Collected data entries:
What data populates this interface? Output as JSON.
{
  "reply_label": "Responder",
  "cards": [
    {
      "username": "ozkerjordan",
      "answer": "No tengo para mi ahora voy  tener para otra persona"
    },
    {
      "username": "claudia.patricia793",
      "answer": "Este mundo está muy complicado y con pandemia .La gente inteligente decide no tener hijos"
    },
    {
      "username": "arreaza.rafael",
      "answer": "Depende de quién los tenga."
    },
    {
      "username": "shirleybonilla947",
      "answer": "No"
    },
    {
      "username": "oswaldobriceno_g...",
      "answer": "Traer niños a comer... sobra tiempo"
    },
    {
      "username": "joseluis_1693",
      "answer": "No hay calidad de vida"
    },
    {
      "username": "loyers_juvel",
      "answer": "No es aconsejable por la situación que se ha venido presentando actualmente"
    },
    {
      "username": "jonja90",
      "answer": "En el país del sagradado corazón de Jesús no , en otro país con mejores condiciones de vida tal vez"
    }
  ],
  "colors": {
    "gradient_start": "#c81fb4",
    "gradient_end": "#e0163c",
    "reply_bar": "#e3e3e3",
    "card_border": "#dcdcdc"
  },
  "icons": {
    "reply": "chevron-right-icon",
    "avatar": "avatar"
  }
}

# WHAT YOU ARE ASKED TO DO:
Set down the entries verbatim, leaving none out.

# REPLY:
What data populates this interface? Output as JSON.
{
  "reply_label": "Responder",
  "cards": [
    {
      "username": "ozkerjordan",
      "answer": "No tengo para mi ahora voy  tener para otra persona"
    },
    {
      "username": "claudia.patricia793",
      "answer": "Este mundo está muy complicado y con pandemia .La gente inteligente decide no tener hijos"
    },
    {
      "username": "arreaza.rafael",
      "answer": "Depende de quién los tenga."
    },
    {
      "username": "shirleybonilla947",
      "answer": "No"
    },
    {
      "username": "oswaldobriceno_g...",
      "answer": "Traer niños a comer... sobra tiempo"
    },
    {
      "username": "joseluis_1693",
      "answer": "No hay calidad de vida"
    },
    {
      "username": "loyers_juvel",
      "answer": "No es aconsejable por la situación que se ha venido presentando actualmente"
    },
    {
      "username": "jonja90",
      "answer": "En el país del sagradado corazón de Jesús no , en otro país con mejores condiciones de vida tal vez"
    }
  ],
  "colors": {
    "gradient_start": "#c81fb4",
    "gradient_end": "#e0163c",
    "reply_bar": "#e3e3e3",
    "card_border": "#dcdcdc"
  },
  "icons": {
    "reply": "chevron-right-icon",
    "avatar": "avatar"
  }
}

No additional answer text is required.